> [Exercise input]
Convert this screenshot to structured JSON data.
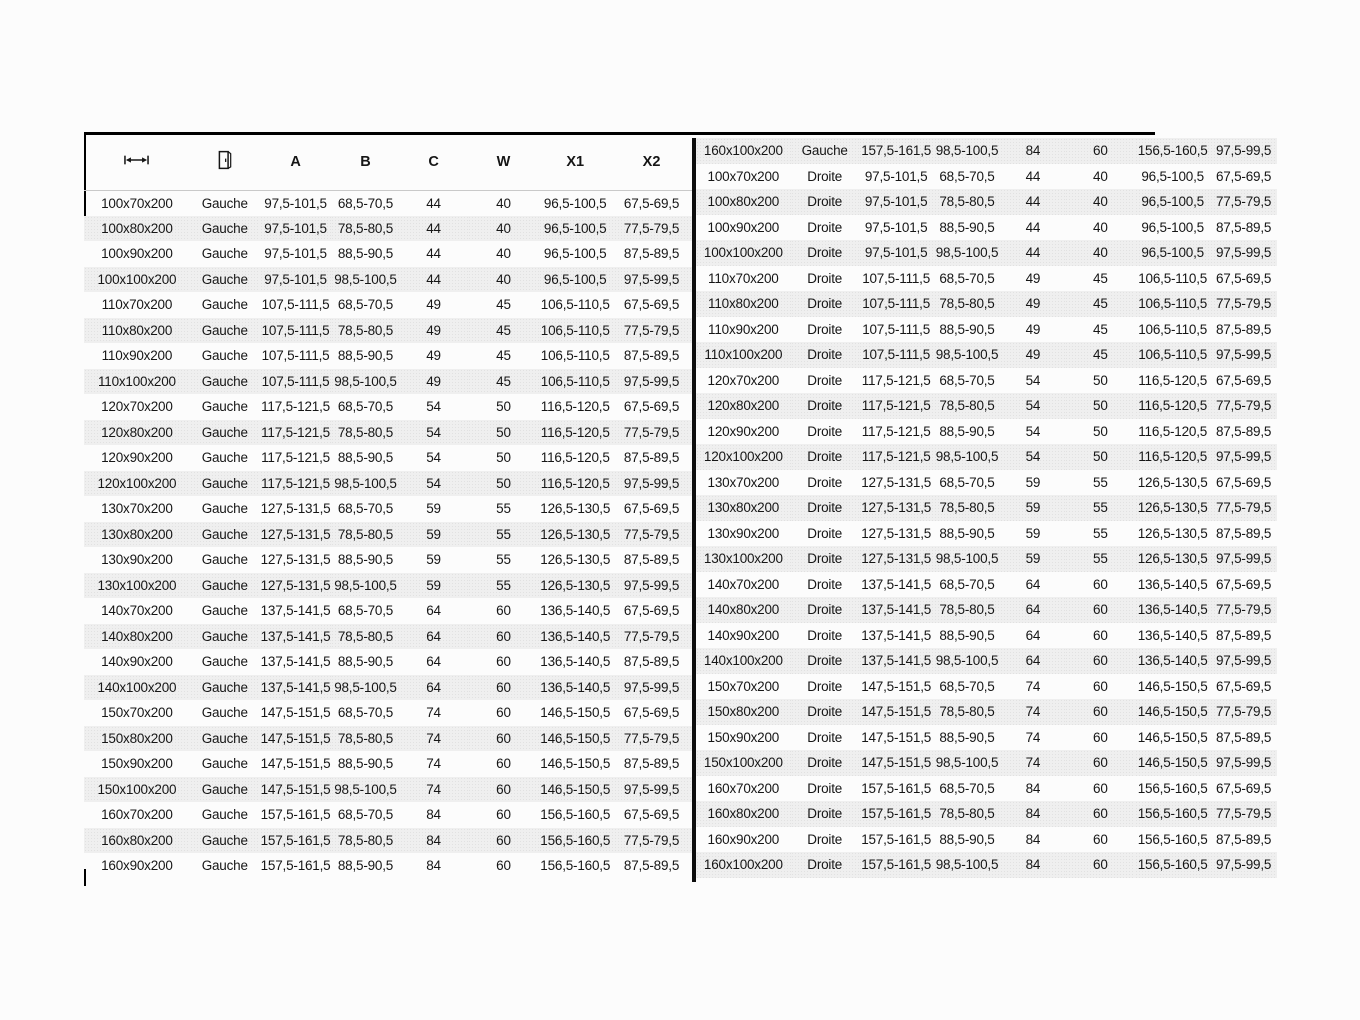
{
  "page": {
    "background": "#fcfcfc"
  },
  "colors": {
    "stripe": "#efefef",
    "stripe-dot": "#e1e1e1",
    "text": "#161616",
    "rule": "#000000",
    "header-sep": "#c9c9c9"
  },
  "header": {
    "col1_icon": "width-arrow-icon",
    "col2_icon": "door-icon",
    "labels": [
      "A",
      "B",
      "C",
      "W",
      "X1",
      "X2"
    ]
  },
  "columns": [
    "size",
    "side",
    "A",
    "B",
    "C",
    "W",
    "X1",
    "X2"
  ],
  "left_table": {
    "rows": [
      [
        "100x70x200",
        "Gauche",
        "97,5-101,5",
        "68,5-70,5",
        "44",
        "40",
        "96,5-100,5",
        "67,5-69,5"
      ],
      [
        "100x80x200",
        "Gauche",
        "97,5-101,5",
        "78,5-80,5",
        "44",
        "40",
        "96,5-100,5",
        "77,5-79,5"
      ],
      [
        "100x90x200",
        "Gauche",
        "97,5-101,5",
        "88,5-90,5",
        "44",
        "40",
        "96,5-100,5",
        "87,5-89,5"
      ],
      [
        "100x100x200",
        "Gauche",
        "97,5-101,5",
        "98,5-100,5",
        "44",
        "40",
        "96,5-100,5",
        "97,5-99,5"
      ],
      [
        "110x70x200",
        "Gauche",
        "107,5-111,5",
        "68,5-70,5",
        "49",
        "45",
        "106,5-110,5",
        "67,5-69,5"
      ],
      [
        "110x80x200",
        "Gauche",
        "107,5-111,5",
        "78,5-80,5",
        "49",
        "45",
        "106,5-110,5",
        "77,5-79,5"
      ],
      [
        "110x90x200",
        "Gauche",
        "107,5-111,5",
        "88,5-90,5",
        "49",
        "45",
        "106,5-110,5",
        "87,5-89,5"
      ],
      [
        "110x100x200",
        "Gauche",
        "107,5-111,5",
        "98,5-100,5",
        "49",
        "45",
        "106,5-110,5",
        "97,5-99,5"
      ],
      [
        "120x70x200",
        "Gauche",
        "117,5-121,5",
        "68,5-70,5",
        "54",
        "50",
        "116,5-120,5",
        "67,5-69,5"
      ],
      [
        "120x80x200",
        "Gauche",
        "117,5-121,5",
        "78,5-80,5",
        "54",
        "50",
        "116,5-120,5",
        "77,5-79,5"
      ],
      [
        "120x90x200",
        "Gauche",
        "117,5-121,5",
        "88,5-90,5",
        "54",
        "50",
        "116,5-120,5",
        "87,5-89,5"
      ],
      [
        "120x100x200",
        "Gauche",
        "117,5-121,5",
        "98,5-100,5",
        "54",
        "50",
        "116,5-120,5",
        "97,5-99,5"
      ],
      [
        "130x70x200",
        "Gauche",
        "127,5-131,5",
        "68,5-70,5",
        "59",
        "55",
        "126,5-130,5",
        "67,5-69,5"
      ],
      [
        "130x80x200",
        "Gauche",
        "127,5-131,5",
        "78,5-80,5",
        "59",
        "55",
        "126,5-130,5",
        "77,5-79,5"
      ],
      [
        "130x90x200",
        "Gauche",
        "127,5-131,5",
        "88,5-90,5",
        "59",
        "55",
        "126,5-130,5",
        "87,5-89,5"
      ],
      [
        "130x100x200",
        "Gauche",
        "127,5-131,5",
        "98,5-100,5",
        "59",
        "55",
        "126,5-130,5",
        "97,5-99,5"
      ],
      [
        "140x70x200",
        "Gauche",
        "137,5-141,5",
        "68,5-70,5",
        "64",
        "60",
        "136,5-140,5",
        "67,5-69,5"
      ],
      [
        "140x80x200",
        "Gauche",
        "137,5-141,5",
        "78,5-80,5",
        "64",
        "60",
        "136,5-140,5",
        "77,5-79,5"
      ],
      [
        "140x90x200",
        "Gauche",
        "137,5-141,5",
        "88,5-90,5",
        "64",
        "60",
        "136,5-140,5",
        "87,5-89,5"
      ],
      [
        "140x100x200",
        "Gauche",
        "137,5-141,5",
        "98,5-100,5",
        "64",
        "60",
        "136,5-140,5",
        "97,5-99,5"
      ],
      [
        "150x70x200",
        "Gauche",
        "147,5-151,5",
        "68,5-70,5",
        "74",
        "60",
        "146,5-150,5",
        "67,5-69,5"
      ],
      [
        "150x80x200",
        "Gauche",
        "147,5-151,5",
        "78,5-80,5",
        "74",
        "60",
        "146,5-150,5",
        "77,5-79,5"
      ],
      [
        "150x90x200",
        "Gauche",
        "147,5-151,5",
        "88,5-90,5",
        "74",
        "60",
        "146,5-150,5",
        "87,5-89,5"
      ],
      [
        "150x100x200",
        "Gauche",
        "147,5-151,5",
        "98,5-100,5",
        "74",
        "60",
        "146,5-150,5",
        "97,5-99,5"
      ],
      [
        "160x70x200",
        "Gauche",
        "157,5-161,5",
        "68,5-70,5",
        "84",
        "60",
        "156,5-160,5",
        "67,5-69,5"
      ],
      [
        "160x80x200",
        "Gauche",
        "157,5-161,5",
        "78,5-80,5",
        "84",
        "60",
        "156,5-160,5",
        "77,5-79,5"
      ],
      [
        "160x90x200",
        "Gauche",
        "157,5-161,5",
        "88,5-90,5",
        "84",
        "60",
        "156,5-160,5",
        "87,5-89,5"
      ]
    ]
  },
  "right_table": {
    "rows": [
      [
        "160x100x200",
        "Gauche",
        "157,5-161,5",
        "98,5-100,5",
        "84",
        "60",
        "156,5-160,5",
        "97,5-99,5"
      ],
      [
        "100x70x200",
        "Droite",
        "97,5-101,5",
        "68,5-70,5",
        "44",
        "40",
        "96,5-100,5",
        "67,5-69,5"
      ],
      [
        "100x80x200",
        "Droite",
        "97,5-101,5",
        "78,5-80,5",
        "44",
        "40",
        "96,5-100,5",
        "77,5-79,5"
      ],
      [
        "100x90x200",
        "Droite",
        "97,5-101,5",
        "88,5-90,5",
        "44",
        "40",
        "96,5-100,5",
        "87,5-89,5"
      ],
      [
        "100x100x200",
        "Droite",
        "97,5-101,5",
        "98,5-100,5",
        "44",
        "40",
        "96,5-100,5",
        "97,5-99,5"
      ],
      [
        "110x70x200",
        "Droite",
        "107,5-111,5",
        "68,5-70,5",
        "49",
        "45",
        "106,5-110,5",
        "67,5-69,5"
      ],
      [
        "110x80x200",
        "Droite",
        "107,5-111,5",
        "78,5-80,5",
        "49",
        "45",
        "106,5-110,5",
        "77,5-79,5"
      ],
      [
        "110x90x200",
        "Droite",
        "107,5-111,5",
        "88,5-90,5",
        "49",
        "45",
        "106,5-110,5",
        "87,5-89,5"
      ],
      [
        "110x100x200",
        "Droite",
        "107,5-111,5",
        "98,5-100,5",
        "49",
        "45",
        "106,5-110,5",
        "97,5-99,5"
      ],
      [
        "120x70x200",
        "Droite",
        "117,5-121,5",
        "68,5-70,5",
        "54",
        "50",
        "116,5-120,5",
        "67,5-69,5"
      ],
      [
        "120x80x200",
        "Droite",
        "117,5-121,5",
        "78,5-80,5",
        "54",
        "50",
        "116,5-120,5",
        "77,5-79,5"
      ],
      [
        "120x90x200",
        "Droite",
        "117,5-121,5",
        "88,5-90,5",
        "54",
        "50",
        "116,5-120,5",
        "87,5-89,5"
      ],
      [
        "120x100x200",
        "Droite",
        "117,5-121,5",
        "98,5-100,5",
        "54",
        "50",
        "116,5-120,5",
        "97,5-99,5"
      ],
      [
        "130x70x200",
        "Droite",
        "127,5-131,5",
        "68,5-70,5",
        "59",
        "55",
        "126,5-130,5",
        "67,5-69,5"
      ],
      [
        "130x80x200",
        "Droite",
        "127,5-131,5",
        "78,5-80,5",
        "59",
        "55",
        "126,5-130,5",
        "77,5-79,5"
      ],
      [
        "130x90x200",
        "Droite",
        "127,5-131,5",
        "88,5-90,5",
        "59",
        "55",
        "126,5-130,5",
        "87,5-89,5"
      ],
      [
        "130x100x200",
        "Droite",
        "127,5-131,5",
        "98,5-100,5",
        "59",
        "55",
        "126,5-130,5",
        "97,5-99,5"
      ],
      [
        "140x70x200",
        "Droite",
        "137,5-141,5",
        "68,5-70,5",
        "64",
        "60",
        "136,5-140,5",
        "67,5-69,5"
      ],
      [
        "140x80x200",
        "Droite",
        "137,5-141,5",
        "78,5-80,5",
        "64",
        "60",
        "136,5-140,5",
        "77,5-79,5"
      ],
      [
        "140x90x200",
        "Droite",
        "137,5-141,5",
        "88,5-90,5",
        "64",
        "60",
        "136,5-140,5",
        "87,5-89,5"
      ],
      [
        "140x100x200",
        "Droite",
        "137,5-141,5",
        "98,5-100,5",
        "64",
        "60",
        "136,5-140,5",
        "97,5-99,5"
      ],
      [
        "150x70x200",
        "Droite",
        "147,5-151,5",
        "68,5-70,5",
        "74",
        "60",
        "146,5-150,5",
        "67,5-69,5"
      ],
      [
        "150x80x200",
        "Droite",
        "147,5-151,5",
        "78,5-80,5",
        "74",
        "60",
        "146,5-150,5",
        "77,5-79,5"
      ],
      [
        "150x90x200",
        "Droite",
        "147,5-151,5",
        "88,5-90,5",
        "74",
        "60",
        "146,5-150,5",
        "87,5-89,5"
      ],
      [
        "150x100x200",
        "Droite",
        "147,5-151,5",
        "98,5-100,5",
        "74",
        "60",
        "146,5-150,5",
        "97,5-99,5"
      ],
      [
        "160x70x200",
        "Droite",
        "157,5-161,5",
        "68,5-70,5",
        "84",
        "60",
        "156,5-160,5",
        "67,5-69,5"
      ],
      [
        "160x80x200",
        "Droite",
        "157,5-161,5",
        "78,5-80,5",
        "84",
        "60",
        "156,5-160,5",
        "77,5-79,5"
      ],
      [
        "160x90x200",
        "Droite",
        "157,5-161,5",
        "88,5-90,5",
        "84",
        "60",
        "156,5-160,5",
        "87,5-89,5"
      ],
      [
        "160x100x200",
        "Droite",
        "157,5-161,5",
        "98,5-100,5",
        "84",
        "60",
        "156,5-160,5",
        "97,5-99,5"
      ]
    ]
  }
}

> [Task objective]
Read through the data and copy every line where "icon" shows up.

> [Final result]
    "col1_icon": "width-arrow-icon",
    "col2_icon": "door-icon",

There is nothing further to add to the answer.